— start of INFORMATION GIVEN —

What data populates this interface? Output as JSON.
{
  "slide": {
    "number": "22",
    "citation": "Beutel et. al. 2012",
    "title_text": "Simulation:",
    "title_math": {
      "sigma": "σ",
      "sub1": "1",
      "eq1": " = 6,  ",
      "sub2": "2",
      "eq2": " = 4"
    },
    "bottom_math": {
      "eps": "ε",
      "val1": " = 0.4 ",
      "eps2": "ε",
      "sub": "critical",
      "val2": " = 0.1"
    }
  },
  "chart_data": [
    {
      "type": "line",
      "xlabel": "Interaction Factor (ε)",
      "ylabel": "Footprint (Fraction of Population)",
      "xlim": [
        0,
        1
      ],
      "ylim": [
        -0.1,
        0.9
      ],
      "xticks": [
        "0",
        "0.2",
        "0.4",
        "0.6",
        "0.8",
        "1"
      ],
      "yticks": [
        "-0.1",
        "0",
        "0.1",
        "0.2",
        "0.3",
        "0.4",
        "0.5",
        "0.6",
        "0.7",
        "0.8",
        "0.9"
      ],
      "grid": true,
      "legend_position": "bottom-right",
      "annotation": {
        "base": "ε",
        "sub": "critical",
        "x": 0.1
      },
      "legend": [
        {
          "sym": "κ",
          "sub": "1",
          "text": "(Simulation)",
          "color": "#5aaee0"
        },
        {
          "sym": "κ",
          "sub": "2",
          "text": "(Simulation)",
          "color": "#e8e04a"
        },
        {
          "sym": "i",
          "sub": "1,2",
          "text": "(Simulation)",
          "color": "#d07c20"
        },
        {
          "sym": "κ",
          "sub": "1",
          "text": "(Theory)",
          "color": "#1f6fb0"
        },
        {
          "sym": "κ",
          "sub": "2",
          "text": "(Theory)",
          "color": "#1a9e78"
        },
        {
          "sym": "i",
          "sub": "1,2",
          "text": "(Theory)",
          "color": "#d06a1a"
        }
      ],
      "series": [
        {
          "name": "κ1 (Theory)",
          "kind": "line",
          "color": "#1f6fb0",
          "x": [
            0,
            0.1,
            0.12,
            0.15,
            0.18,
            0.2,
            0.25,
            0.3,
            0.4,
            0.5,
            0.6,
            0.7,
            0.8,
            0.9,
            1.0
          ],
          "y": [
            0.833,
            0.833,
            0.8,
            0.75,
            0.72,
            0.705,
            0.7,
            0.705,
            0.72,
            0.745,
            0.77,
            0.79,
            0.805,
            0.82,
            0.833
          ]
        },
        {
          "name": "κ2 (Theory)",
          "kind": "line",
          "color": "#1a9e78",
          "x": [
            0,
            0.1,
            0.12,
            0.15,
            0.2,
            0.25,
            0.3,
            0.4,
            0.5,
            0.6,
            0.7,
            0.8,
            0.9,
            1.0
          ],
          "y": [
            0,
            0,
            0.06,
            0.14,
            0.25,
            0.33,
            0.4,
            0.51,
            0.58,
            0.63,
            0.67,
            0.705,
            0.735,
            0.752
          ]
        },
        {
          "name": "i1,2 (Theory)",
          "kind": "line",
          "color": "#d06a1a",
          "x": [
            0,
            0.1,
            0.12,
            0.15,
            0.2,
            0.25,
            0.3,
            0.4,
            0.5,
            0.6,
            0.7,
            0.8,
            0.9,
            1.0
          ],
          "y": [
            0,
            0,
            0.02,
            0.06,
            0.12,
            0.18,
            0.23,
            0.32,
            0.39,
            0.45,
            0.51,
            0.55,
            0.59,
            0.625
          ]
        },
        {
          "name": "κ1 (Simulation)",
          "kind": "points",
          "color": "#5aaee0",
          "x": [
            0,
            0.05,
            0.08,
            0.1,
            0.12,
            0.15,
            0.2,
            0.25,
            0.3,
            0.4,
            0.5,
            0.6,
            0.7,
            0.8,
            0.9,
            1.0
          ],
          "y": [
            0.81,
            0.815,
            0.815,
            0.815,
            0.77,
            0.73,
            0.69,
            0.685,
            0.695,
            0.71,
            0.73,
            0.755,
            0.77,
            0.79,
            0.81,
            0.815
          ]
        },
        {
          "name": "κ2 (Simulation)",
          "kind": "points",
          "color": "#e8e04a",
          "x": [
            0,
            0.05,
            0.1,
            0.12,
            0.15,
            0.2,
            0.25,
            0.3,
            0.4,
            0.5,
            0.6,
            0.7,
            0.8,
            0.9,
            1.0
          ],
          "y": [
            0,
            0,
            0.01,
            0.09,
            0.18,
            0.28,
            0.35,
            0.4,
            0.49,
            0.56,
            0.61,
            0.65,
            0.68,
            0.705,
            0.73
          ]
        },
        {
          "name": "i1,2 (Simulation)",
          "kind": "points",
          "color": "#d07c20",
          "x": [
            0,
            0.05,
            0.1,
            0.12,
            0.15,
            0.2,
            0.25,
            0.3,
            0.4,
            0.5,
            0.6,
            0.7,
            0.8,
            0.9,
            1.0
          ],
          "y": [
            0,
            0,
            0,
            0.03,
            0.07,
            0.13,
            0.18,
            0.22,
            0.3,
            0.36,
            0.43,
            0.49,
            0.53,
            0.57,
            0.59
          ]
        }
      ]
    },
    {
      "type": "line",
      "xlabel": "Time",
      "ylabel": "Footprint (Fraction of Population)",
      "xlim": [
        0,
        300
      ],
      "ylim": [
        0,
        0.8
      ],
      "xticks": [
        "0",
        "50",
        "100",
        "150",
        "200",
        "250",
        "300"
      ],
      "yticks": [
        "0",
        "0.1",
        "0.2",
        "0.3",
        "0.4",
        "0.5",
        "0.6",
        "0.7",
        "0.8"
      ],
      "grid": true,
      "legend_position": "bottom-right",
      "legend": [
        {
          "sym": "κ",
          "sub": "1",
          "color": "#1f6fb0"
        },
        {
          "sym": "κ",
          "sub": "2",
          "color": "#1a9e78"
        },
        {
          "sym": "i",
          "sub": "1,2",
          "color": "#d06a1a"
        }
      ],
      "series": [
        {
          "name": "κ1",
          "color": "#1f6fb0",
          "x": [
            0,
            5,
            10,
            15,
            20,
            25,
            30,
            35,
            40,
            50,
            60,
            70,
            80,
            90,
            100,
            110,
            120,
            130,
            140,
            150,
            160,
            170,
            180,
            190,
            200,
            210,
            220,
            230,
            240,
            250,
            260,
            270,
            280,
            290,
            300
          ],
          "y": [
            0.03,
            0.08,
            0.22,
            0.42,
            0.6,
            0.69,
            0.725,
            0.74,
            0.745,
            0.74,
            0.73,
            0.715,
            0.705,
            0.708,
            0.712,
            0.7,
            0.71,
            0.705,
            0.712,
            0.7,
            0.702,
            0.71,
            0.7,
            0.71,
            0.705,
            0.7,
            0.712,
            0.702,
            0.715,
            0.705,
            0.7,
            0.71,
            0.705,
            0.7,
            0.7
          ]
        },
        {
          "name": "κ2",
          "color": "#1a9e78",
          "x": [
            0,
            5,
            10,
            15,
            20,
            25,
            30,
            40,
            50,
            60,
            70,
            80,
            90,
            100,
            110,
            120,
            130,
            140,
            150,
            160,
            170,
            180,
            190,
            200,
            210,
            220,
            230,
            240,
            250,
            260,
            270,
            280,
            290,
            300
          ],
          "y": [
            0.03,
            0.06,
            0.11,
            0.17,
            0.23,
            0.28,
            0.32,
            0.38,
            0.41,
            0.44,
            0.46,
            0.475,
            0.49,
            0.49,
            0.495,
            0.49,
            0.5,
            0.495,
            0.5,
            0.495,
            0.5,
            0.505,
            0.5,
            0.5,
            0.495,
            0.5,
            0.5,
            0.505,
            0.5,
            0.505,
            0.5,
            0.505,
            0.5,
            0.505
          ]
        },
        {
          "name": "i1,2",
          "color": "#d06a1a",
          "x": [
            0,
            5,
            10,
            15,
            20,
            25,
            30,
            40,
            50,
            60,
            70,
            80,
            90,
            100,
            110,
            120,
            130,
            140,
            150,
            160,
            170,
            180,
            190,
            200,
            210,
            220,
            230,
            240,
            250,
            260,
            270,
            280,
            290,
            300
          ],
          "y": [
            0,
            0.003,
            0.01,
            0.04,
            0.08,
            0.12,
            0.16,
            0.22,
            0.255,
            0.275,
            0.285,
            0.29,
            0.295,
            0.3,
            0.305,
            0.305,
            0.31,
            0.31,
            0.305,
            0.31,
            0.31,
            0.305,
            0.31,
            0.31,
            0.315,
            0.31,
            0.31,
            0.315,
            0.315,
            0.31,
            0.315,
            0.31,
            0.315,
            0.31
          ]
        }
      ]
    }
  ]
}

— end of INFORMATION GIVEN —

Find every line that has "Simulation" in it, then return those lines.

**TASK RESPONSE:**
    "title_text": "Simulation:",
          "text": "(Simulation)",
          "text": "(Simulation)",
          "text": "(Simulation)",
          "name": "κ1 (Simulation)",
          "name": "κ2 (Simulation)",
          "name": "i1,2 (Simulation)",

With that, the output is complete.